**PROBLEM REQUIREMENTS**
Render the entries as a JSON list of strings, one string per line and no blank lines. Cover everything from the very first line down to and including the line that contains "- y-tick-label: 5500: [50, 312, 92, 332]".

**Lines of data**

+ + + + + + +

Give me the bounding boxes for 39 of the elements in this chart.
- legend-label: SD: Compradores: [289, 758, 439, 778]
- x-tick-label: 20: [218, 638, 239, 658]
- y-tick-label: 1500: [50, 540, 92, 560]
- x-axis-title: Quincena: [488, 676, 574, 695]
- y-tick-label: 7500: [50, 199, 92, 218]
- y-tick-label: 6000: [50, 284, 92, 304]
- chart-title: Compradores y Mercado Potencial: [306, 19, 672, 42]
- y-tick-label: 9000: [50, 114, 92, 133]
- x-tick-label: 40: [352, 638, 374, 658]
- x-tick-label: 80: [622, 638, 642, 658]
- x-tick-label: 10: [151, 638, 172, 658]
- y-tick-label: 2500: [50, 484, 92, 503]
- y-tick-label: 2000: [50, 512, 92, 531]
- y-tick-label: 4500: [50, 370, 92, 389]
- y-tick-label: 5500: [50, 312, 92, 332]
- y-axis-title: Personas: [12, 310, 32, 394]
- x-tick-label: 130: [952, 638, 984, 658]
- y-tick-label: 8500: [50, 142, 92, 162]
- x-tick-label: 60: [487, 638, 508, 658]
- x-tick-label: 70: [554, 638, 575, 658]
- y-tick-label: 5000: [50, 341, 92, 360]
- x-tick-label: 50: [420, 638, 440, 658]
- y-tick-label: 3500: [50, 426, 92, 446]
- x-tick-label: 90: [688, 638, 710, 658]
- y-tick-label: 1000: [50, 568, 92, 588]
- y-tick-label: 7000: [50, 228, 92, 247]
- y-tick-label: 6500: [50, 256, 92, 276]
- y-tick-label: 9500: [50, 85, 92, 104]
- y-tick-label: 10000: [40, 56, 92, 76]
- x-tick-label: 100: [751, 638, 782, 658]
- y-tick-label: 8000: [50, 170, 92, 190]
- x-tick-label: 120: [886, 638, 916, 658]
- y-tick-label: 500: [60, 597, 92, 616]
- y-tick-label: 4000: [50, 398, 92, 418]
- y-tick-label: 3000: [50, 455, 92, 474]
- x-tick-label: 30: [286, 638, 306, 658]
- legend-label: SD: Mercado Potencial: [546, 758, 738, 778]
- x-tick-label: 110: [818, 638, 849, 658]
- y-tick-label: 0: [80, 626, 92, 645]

+ + + + + + +

**TASK ANSWER**
[
  "Give me the bounding boxes for 39 of the elements in this chart.",
  "- legend-label: SD: Compradores: [289, 758, 439, 778]",
  "- x-tick-label: 20: [218, 638, 239, 658]",
  "- y-tick-label: 1500: [50, 540, 92, 560]",
  "- x-axis-title: Quincena: [488, 676, 574, 695]",
  "- y-tick-label: 7500: [50, 199, 92, 218]",
  "- y-tick-label: 6000: [50, 284, 92, 304]",
  "- chart-title: Compradores y Mercado Potencial: [306, 19, 672, 42]",
  "- y-tick-label: 9000: [50, 114, 92, 133]",
  "- x-tick-label: 40: [352, 638, 374, 658]",
  "- x-tick-label: 80: [622, 638, 642, 658]",
  "- x-tick-label: 10: [151, 638, 172, 658]",
  "- y-tick-label: 2500: [50, 484, 92, 503]",
  "- y-tick-label: 2000: [50, 512, 92, 531]",
  "- y-tick-label: 4500: [50, 370, 92, 389]",
  "- y-tick-label: 5500: [50, 312, 92, 332]"
]